## Exercise requirements
In the entries that follow, find the word "config" and report each line it is on.

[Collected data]

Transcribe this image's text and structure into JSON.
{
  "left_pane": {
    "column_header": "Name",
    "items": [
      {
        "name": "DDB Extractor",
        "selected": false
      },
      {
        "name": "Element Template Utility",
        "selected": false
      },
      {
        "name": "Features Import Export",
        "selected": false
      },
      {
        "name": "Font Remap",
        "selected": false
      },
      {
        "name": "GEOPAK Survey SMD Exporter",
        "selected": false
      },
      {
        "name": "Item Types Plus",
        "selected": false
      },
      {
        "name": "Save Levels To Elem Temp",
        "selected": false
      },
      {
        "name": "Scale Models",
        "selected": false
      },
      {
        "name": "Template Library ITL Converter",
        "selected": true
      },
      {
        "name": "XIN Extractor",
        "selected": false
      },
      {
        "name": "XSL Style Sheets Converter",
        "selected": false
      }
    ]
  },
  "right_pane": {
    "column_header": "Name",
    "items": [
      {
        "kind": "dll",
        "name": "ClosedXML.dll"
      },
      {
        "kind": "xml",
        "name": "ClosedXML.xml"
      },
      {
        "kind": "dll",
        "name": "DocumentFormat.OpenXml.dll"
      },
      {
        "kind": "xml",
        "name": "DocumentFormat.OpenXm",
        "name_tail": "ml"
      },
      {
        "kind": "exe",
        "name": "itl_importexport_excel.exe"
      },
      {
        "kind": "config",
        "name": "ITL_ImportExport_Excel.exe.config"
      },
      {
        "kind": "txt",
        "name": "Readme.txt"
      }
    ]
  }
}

## Worked answer
        "kind": "config",
        "name": "ITL_ImportExport_Excel.exe.config"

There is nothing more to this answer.